— Begin DATASET ROWS —
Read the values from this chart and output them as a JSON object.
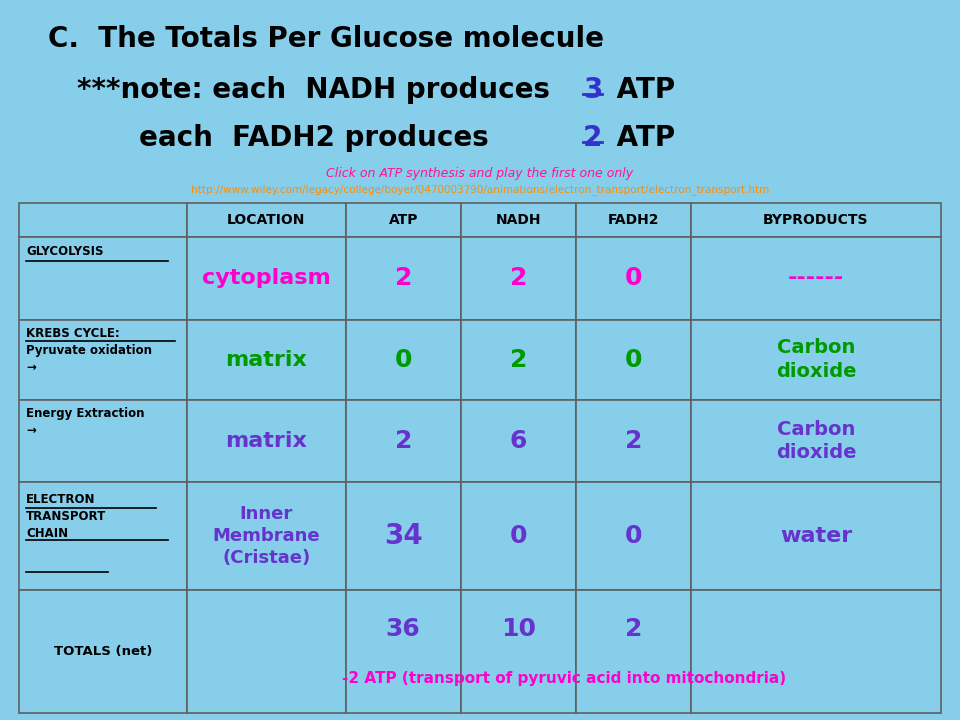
{
  "bg_color": "#87CEEB",
  "title_line1": "C.  The Totals Per Glucose molecule",
  "subtitle1": "Click on ATP synthesis and play the first one only",
  "subtitle2": "http://www.wiley.com/legacy/college/boyer/0470003790/animations/electron_transport/electron_transport.htm",
  "col_headers": [
    "LOCATION",
    "ATP",
    "NADH",
    "FADH2",
    "BYPRODUCTS"
  ],
  "magenta": "#FF00CC",
  "green": "#009900",
  "purple": "#6633CC",
  "black": "#000000",
  "pink": "#FF1493",
  "orange": "#FF8C00",
  "darkblue": "#3333CC",
  "border_color": "#606060"
}
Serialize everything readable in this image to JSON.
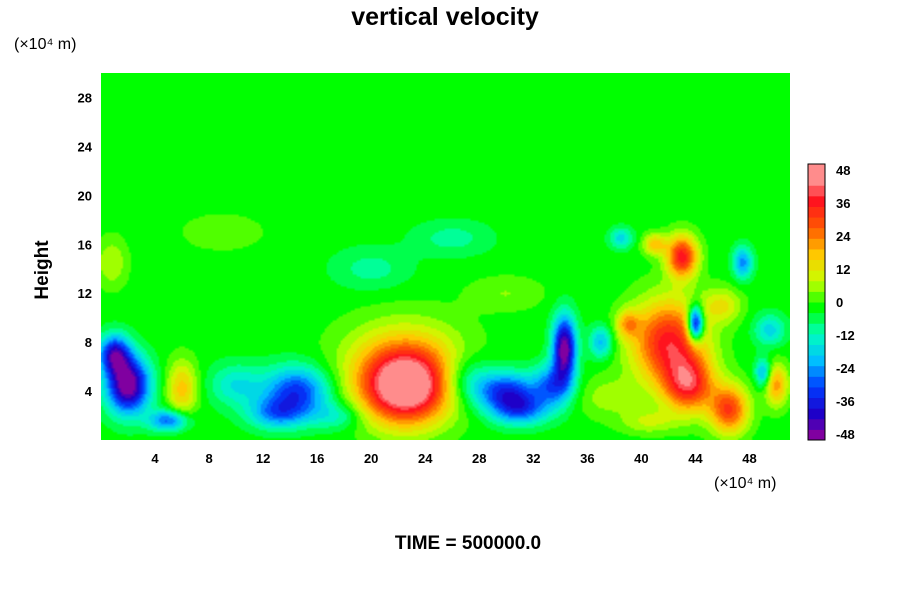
{
  "chart_data": {
    "type": "heatmap",
    "title": "vertical velocity",
    "ylabel": "Height",
    "xlabel": "",
    "x_unit": "(×10⁴ m)",
    "y_unit": "(×10⁴ m)",
    "xlim": [
      0,
      51
    ],
    "ylim": [
      0,
      30
    ],
    "x_ticks": [
      4,
      8,
      12,
      16,
      20,
      24,
      28,
      32,
      36,
      40,
      44,
      48
    ],
    "y_ticks": [
      4,
      8,
      12,
      16,
      20,
      24,
      28
    ],
    "colorbar": {
      "range": [
        -48,
        48
      ],
      "ticks": [
        48,
        36,
        24,
        12,
        0,
        -12,
        -24,
        -36,
        -48
      ]
    },
    "background_value": 0,
    "features": [
      {
        "x": 2.0,
        "y": 4.5,
        "value": -52,
        "sx": 1.1,
        "sy": 1.6
      },
      {
        "x": 1.0,
        "y": 7.0,
        "value": -38,
        "sx": 0.8,
        "sy": 1.1
      },
      {
        "x": 5.0,
        "y": 1.6,
        "value": -28,
        "sx": 1.0,
        "sy": 0.6
      },
      {
        "x": 6.0,
        "y": 4.2,
        "value": 20,
        "sx": 0.8,
        "sy": 1.6
      },
      {
        "x": 10.0,
        "y": 4.5,
        "value": -14,
        "sx": 1.4,
        "sy": 1.2
      },
      {
        "x": 14.5,
        "y": 4.0,
        "value": -32,
        "sx": 1.7,
        "sy": 1.4
      },
      {
        "x": 13.0,
        "y": 2.2,
        "value": -22,
        "sx": 1.5,
        "sy": 0.9
      },
      {
        "x": 22.5,
        "y": 4.2,
        "value": 52,
        "sx": 2.3,
        "sy": 2.1
      },
      {
        "x": 22.5,
        "y": 6.5,
        "value": 18,
        "sx": 3.2,
        "sy": 2.4
      },
      {
        "x": 30.0,
        "y": 4.0,
        "value": -32,
        "sx": 1.6,
        "sy": 1.1
      },
      {
        "x": 31.0,
        "y": 2.5,
        "value": -26,
        "sx": 1.5,
        "sy": 0.9
      },
      {
        "x": 34.3,
        "y": 7.5,
        "value": -50,
        "sx": 0.6,
        "sy": 1.8
      },
      {
        "x": 33.5,
        "y": 4.5,
        "value": -26,
        "sx": 1.0,
        "sy": 1.2
      },
      {
        "x": 37.5,
        "y": 3.5,
        "value": 8,
        "sx": 1.6,
        "sy": 1.2
      },
      {
        "x": 42.0,
        "y": 8.0,
        "value": 40,
        "sx": 1.9,
        "sy": 2.4
      },
      {
        "x": 43.5,
        "y": 4.5,
        "value": 36,
        "sx": 1.3,
        "sy": 1.6
      },
      {
        "x": 46.5,
        "y": 2.5,
        "value": 34,
        "sx": 1.0,
        "sy": 1.4
      },
      {
        "x": 44.0,
        "y": 9.5,
        "value": -50,
        "sx": 0.4,
        "sy": 1.0
      },
      {
        "x": 43.0,
        "y": 15.0,
        "value": 40,
        "sx": 0.8,
        "sy": 1.2
      },
      {
        "x": 47.5,
        "y": 14.5,
        "value": -24,
        "sx": 0.5,
        "sy": 0.9
      },
      {
        "x": 41.0,
        "y": 16.0,
        "value": 20,
        "sx": 0.6,
        "sy": 0.6
      },
      {
        "x": 38.5,
        "y": 16.5,
        "value": -16,
        "sx": 0.6,
        "sy": 0.6
      },
      {
        "x": 50.0,
        "y": 4.5,
        "value": 24,
        "sx": 0.6,
        "sy": 1.2
      },
      {
        "x": 49.0,
        "y": 5.5,
        "value": -22,
        "sx": 0.4,
        "sy": 0.8
      },
      {
        "x": 37.0,
        "y": 8.0,
        "value": -20,
        "sx": 0.6,
        "sy": 0.9
      },
      {
        "x": 39.0,
        "y": 9.5,
        "value": 18,
        "sx": 0.6,
        "sy": 0.8
      },
      {
        "x": 0.8,
        "y": 14.5,
        "value": 10,
        "sx": 0.8,
        "sy": 1.4
      },
      {
        "x": 20.0,
        "y": 14.0,
        "value": -8,
        "sx": 2.0,
        "sy": 1.2
      },
      {
        "x": 26.0,
        "y": 16.5,
        "value": -8,
        "sx": 2.0,
        "sy": 1.0
      },
      {
        "x": 9.0,
        "y": 17.0,
        "value": 6,
        "sx": 2.0,
        "sy": 1.0
      },
      {
        "x": 30.0,
        "y": 12.0,
        "value": 6,
        "sx": 2.0,
        "sy": 1.0
      },
      {
        "x": 46.0,
        "y": 11.0,
        "value": 14,
        "sx": 1.0,
        "sy": 1.0
      },
      {
        "x": 49.5,
        "y": 9.0,
        "value": -16,
        "sx": 0.8,
        "sy": 0.9
      },
      {
        "x": 27.0,
        "y": 5.0,
        "value": -14,
        "sx": 1.4,
        "sy": 1.4
      },
      {
        "x": 17.5,
        "y": 2.0,
        "value": -12,
        "sx": 1.4,
        "sy": 0.8
      },
      {
        "x": 40.5,
        "y": 1.5,
        "value": 10,
        "sx": 1.4,
        "sy": 0.7
      }
    ],
    "time_label": "TIME = 500000.0"
  }
}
— End DATASET ROWS —
# GOAL
Return each line of the listing that holds the string "JSON".

# RESULT FOR THIS TASK
Read the values from this chart and output them as a JSON object.
Serialize everything readable in this image to JSON.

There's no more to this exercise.